### WHAT IS NEEDED
Bring together all lines of the material below that contain the string "passé".

[Data records]
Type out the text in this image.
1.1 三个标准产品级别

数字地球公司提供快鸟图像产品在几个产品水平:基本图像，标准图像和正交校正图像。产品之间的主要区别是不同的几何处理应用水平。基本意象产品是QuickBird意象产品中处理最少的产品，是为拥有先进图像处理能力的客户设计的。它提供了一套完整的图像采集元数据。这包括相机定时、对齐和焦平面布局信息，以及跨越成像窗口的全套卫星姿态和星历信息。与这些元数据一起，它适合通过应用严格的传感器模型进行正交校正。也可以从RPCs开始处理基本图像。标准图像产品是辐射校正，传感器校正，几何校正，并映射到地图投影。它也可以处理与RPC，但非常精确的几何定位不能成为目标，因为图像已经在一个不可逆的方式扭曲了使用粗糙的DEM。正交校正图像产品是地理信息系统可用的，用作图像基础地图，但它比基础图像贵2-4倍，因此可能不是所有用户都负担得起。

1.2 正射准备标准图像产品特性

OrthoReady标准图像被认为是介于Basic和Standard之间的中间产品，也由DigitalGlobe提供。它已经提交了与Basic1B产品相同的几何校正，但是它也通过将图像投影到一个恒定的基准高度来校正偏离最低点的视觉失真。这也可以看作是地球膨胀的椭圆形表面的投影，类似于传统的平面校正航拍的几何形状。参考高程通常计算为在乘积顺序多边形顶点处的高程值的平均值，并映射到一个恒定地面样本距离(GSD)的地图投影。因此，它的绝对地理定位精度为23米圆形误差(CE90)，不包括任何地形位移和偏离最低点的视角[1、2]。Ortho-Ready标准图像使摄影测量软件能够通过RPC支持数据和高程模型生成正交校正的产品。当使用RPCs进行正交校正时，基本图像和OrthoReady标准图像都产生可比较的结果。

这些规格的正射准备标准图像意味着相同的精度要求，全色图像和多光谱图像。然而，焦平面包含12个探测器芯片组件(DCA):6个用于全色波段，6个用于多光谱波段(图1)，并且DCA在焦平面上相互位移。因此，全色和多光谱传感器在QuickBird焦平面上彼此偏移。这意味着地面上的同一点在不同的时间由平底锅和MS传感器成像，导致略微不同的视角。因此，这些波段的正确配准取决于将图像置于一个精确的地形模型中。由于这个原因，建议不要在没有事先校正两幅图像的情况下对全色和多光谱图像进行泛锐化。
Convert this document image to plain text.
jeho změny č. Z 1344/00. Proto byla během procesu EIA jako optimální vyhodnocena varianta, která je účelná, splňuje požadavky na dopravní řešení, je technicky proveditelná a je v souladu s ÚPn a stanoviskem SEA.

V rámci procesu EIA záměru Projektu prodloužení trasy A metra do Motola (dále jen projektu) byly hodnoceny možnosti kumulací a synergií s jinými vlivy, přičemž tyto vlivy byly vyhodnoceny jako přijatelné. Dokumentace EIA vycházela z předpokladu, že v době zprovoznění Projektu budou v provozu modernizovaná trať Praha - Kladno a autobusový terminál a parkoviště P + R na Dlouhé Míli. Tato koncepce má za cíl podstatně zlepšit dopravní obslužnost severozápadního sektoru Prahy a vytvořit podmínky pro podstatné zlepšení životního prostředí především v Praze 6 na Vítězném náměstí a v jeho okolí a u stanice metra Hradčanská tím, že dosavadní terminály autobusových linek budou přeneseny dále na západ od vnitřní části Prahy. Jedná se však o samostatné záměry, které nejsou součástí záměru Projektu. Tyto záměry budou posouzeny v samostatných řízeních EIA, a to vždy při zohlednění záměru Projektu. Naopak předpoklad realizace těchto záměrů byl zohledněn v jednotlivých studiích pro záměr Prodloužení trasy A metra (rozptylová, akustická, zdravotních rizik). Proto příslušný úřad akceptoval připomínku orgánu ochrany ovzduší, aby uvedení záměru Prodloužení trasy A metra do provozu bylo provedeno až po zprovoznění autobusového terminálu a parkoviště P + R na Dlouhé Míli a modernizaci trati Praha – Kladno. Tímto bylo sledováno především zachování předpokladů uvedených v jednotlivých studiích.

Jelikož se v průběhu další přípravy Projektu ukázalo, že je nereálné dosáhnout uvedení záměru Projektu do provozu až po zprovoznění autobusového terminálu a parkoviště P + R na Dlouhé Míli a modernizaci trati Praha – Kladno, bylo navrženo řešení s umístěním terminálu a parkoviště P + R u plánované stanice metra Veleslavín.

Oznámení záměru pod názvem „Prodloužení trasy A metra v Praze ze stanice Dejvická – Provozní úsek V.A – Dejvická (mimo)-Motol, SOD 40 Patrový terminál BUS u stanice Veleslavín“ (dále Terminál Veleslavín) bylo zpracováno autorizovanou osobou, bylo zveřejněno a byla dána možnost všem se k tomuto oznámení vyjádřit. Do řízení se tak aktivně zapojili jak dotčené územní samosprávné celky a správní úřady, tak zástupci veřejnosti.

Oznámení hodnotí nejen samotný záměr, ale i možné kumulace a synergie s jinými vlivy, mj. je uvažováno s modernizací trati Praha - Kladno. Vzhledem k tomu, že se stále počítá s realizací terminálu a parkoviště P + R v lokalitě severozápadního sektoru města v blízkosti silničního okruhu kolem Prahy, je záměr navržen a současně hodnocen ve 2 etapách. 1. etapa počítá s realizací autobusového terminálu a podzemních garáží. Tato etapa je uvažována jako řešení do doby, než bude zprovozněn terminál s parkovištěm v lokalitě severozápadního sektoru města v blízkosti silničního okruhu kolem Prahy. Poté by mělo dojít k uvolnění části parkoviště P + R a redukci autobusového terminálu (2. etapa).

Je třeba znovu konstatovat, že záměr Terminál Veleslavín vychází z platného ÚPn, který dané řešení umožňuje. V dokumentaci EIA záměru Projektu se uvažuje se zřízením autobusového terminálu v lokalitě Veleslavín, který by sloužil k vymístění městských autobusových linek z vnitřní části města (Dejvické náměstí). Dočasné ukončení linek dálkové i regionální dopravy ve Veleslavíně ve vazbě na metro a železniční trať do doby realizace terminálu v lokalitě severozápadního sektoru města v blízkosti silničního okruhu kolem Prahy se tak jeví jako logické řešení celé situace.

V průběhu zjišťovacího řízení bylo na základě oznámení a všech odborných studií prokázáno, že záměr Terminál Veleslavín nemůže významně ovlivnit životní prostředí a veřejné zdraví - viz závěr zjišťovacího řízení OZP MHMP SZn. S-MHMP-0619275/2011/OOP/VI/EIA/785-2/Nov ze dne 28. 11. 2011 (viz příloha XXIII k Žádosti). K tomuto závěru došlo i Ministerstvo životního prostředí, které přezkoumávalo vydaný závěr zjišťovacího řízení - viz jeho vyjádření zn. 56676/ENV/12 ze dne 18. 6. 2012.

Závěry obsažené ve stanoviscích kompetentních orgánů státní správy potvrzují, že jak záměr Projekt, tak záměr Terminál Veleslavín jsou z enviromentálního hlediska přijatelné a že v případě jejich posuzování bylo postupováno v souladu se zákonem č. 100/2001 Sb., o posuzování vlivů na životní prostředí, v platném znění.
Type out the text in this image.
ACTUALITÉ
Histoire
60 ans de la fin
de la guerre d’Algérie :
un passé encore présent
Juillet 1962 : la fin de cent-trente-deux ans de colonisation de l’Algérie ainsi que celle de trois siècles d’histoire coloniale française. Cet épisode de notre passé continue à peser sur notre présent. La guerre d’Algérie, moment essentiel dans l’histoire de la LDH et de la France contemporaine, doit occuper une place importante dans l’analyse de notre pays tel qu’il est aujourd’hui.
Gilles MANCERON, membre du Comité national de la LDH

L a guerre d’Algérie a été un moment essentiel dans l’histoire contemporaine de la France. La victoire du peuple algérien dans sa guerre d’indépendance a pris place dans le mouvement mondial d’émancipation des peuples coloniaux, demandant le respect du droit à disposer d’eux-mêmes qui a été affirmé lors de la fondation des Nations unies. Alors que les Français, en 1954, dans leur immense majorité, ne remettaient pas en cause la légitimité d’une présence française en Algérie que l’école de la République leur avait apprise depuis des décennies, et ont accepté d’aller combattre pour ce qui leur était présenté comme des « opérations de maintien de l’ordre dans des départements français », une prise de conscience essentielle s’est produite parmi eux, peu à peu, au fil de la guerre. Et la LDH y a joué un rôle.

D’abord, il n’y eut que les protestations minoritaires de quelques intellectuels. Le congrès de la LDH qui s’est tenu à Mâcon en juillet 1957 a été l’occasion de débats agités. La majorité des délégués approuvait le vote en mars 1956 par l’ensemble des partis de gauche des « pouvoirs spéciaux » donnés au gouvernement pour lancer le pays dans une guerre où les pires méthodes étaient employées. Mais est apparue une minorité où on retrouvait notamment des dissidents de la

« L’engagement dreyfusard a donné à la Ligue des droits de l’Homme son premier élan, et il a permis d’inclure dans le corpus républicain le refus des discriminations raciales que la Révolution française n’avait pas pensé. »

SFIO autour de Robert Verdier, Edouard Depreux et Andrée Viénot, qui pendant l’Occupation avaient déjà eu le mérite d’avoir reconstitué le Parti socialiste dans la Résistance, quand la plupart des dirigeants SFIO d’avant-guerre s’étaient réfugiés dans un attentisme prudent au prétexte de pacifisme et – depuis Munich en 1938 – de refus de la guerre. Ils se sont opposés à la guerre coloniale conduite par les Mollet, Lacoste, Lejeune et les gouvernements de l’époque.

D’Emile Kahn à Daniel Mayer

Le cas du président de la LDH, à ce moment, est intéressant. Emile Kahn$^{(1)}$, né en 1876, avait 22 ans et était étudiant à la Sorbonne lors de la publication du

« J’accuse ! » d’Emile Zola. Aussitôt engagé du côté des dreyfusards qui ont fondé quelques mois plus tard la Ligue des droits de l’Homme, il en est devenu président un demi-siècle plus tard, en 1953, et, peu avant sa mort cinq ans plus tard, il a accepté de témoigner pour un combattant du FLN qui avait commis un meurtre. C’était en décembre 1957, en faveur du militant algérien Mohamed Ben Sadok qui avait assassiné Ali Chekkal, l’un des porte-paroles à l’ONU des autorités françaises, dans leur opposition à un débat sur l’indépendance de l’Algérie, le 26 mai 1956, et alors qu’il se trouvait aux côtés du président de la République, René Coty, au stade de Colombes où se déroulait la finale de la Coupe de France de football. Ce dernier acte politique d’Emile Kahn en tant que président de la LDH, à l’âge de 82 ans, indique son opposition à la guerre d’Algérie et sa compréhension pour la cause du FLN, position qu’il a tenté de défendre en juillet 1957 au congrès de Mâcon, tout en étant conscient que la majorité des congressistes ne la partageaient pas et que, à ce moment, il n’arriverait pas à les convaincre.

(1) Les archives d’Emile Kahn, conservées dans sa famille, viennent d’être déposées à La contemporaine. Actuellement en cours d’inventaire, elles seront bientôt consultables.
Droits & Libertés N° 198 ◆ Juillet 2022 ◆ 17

### RESPONSE TO THIS TASK
un passé encore présent
Juillet 1962 : la fin de cent-trente-deux ans de colonisation de l’Algérie ainsi que celle de trois siècles d’histoire coloniale française. Cet épisode de notre passé continue à peser sur notre présent. La guerre d’Algérie, moment essentiel dans l’histoire de la LDH et de la France contemporaine, doit occuper une place importante dans l’analyse de notre pays tel qu’il est aujourd’hui.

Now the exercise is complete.